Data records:
....

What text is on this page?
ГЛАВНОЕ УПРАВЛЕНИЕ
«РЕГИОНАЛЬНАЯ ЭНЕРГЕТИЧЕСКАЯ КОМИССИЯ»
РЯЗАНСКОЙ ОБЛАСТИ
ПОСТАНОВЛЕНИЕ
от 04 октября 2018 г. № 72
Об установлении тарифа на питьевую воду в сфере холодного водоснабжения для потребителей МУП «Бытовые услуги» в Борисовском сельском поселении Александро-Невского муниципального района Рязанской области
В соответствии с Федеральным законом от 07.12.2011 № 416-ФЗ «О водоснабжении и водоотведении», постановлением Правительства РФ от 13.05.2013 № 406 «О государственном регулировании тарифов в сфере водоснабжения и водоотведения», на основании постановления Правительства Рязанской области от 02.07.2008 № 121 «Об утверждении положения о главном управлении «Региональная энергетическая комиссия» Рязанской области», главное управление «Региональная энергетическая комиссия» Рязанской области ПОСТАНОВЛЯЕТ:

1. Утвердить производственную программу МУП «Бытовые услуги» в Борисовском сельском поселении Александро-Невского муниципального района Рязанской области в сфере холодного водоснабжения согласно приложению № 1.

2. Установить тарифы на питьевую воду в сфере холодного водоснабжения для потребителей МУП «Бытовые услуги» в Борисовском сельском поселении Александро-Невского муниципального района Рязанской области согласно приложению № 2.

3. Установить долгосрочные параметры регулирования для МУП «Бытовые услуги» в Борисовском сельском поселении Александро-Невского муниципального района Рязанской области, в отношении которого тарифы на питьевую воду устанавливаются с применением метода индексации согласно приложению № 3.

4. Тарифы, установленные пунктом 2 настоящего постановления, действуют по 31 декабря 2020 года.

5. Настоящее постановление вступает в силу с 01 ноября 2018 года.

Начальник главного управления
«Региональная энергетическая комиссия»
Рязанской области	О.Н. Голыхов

....

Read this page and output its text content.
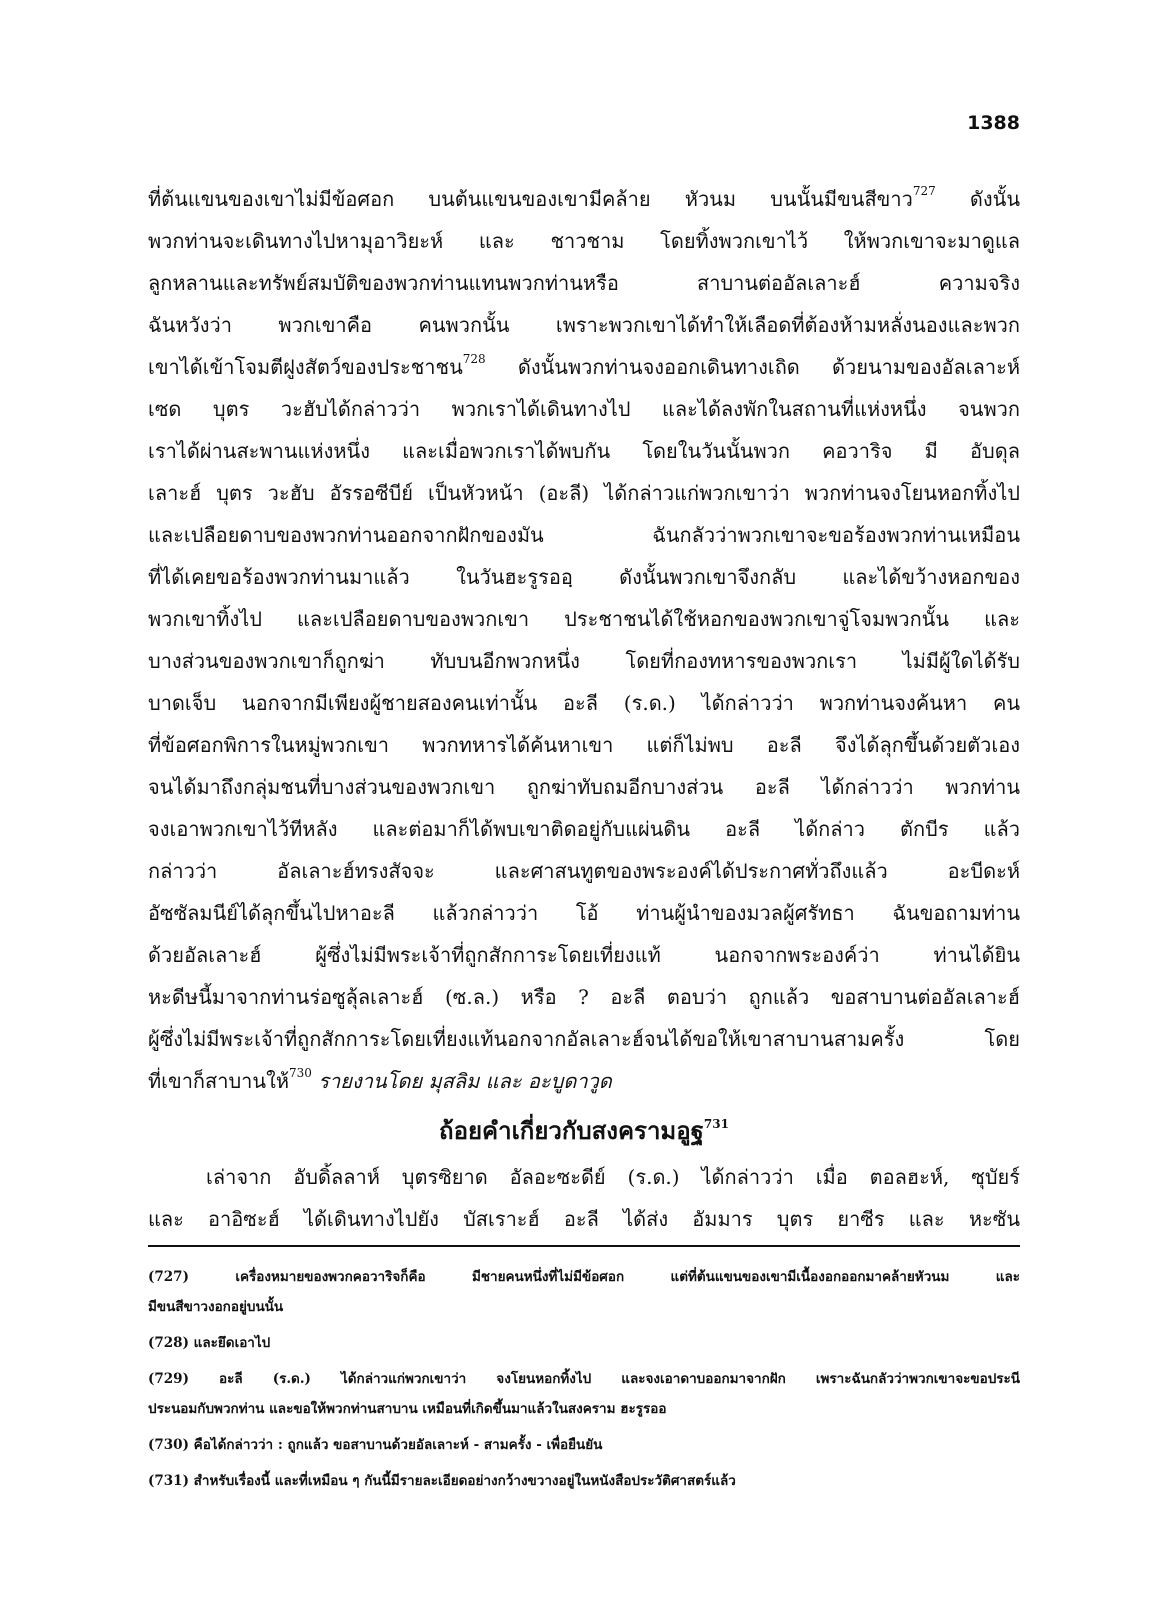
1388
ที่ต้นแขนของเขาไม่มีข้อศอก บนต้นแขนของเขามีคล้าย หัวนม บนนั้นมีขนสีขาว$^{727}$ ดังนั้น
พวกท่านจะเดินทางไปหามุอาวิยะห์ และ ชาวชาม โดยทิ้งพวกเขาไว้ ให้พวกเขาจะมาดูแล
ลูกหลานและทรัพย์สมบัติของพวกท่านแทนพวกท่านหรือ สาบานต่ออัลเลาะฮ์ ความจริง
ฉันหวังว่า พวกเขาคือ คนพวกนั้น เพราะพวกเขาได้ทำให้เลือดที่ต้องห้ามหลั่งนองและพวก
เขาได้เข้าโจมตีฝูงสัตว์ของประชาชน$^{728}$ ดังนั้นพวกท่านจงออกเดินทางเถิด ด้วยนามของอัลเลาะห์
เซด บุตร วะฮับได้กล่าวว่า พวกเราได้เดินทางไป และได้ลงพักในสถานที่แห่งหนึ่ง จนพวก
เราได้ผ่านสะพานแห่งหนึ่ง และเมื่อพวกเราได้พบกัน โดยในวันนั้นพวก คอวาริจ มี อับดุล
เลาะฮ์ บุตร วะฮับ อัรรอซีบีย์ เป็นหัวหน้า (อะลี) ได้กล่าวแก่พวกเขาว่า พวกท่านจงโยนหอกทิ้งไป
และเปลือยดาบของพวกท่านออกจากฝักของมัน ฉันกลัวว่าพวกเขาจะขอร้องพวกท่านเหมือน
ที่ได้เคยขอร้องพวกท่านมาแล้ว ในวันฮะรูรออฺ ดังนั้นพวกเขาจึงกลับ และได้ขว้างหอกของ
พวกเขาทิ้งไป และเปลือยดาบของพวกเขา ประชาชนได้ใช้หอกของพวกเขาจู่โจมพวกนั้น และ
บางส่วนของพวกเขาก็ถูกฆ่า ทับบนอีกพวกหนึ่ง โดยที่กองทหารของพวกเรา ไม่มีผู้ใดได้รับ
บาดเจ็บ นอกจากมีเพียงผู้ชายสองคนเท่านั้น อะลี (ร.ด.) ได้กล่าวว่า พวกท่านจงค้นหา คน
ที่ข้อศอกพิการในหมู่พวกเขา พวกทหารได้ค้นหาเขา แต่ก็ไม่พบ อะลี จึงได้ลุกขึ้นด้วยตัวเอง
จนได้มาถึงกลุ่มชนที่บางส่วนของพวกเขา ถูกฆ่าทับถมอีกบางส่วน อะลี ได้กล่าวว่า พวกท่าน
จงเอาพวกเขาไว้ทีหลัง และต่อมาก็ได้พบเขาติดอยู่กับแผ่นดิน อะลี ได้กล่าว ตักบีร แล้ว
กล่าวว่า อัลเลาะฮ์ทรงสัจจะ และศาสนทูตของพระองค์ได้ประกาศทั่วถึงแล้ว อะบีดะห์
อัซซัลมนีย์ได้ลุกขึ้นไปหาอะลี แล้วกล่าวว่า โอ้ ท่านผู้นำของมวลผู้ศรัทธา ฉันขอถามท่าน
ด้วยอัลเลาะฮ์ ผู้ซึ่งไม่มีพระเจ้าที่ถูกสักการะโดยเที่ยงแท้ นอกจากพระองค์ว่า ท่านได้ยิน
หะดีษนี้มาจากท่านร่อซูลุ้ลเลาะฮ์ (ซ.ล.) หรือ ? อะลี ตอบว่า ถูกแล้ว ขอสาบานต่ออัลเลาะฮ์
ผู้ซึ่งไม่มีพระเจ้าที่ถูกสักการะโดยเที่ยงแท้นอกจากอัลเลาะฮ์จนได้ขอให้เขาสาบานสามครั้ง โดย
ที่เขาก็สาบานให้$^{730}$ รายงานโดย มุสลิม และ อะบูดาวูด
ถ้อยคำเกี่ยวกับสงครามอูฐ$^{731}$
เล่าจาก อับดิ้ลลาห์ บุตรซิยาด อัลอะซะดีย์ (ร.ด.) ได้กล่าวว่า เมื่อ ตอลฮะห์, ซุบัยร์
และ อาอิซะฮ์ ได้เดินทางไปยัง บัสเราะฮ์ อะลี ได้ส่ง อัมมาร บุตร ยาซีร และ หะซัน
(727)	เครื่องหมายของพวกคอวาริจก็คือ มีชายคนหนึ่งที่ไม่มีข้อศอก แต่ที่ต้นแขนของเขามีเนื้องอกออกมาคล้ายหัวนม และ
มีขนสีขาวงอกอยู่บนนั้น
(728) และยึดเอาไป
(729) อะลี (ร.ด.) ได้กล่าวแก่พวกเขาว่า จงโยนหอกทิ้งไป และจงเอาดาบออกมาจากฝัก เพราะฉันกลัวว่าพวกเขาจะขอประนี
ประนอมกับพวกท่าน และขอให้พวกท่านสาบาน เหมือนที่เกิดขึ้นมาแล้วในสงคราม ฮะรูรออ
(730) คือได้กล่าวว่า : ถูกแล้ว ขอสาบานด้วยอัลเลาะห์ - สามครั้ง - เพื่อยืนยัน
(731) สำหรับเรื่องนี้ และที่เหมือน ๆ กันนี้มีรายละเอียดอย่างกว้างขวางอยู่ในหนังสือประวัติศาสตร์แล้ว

....

§ TASK DESCRIPTION
Return all lines of the material above in which the word "บางส" occurs.

§ ANSWER TO THE TASK
บางส่วนของพวกเขาก็ถูกฆ่า ทับบนอีกพวกหนึ่ง โดยที่กองทหารของพวกเรา ไม่มีผู้ใดได้รับ
จนได้มาถึงกลุ่มชนที่บางส่วนของพวกเขา ถูกฆ่าทับถมอีกบางส่วน อะลี ได้กล่าวว่า พวกท่าน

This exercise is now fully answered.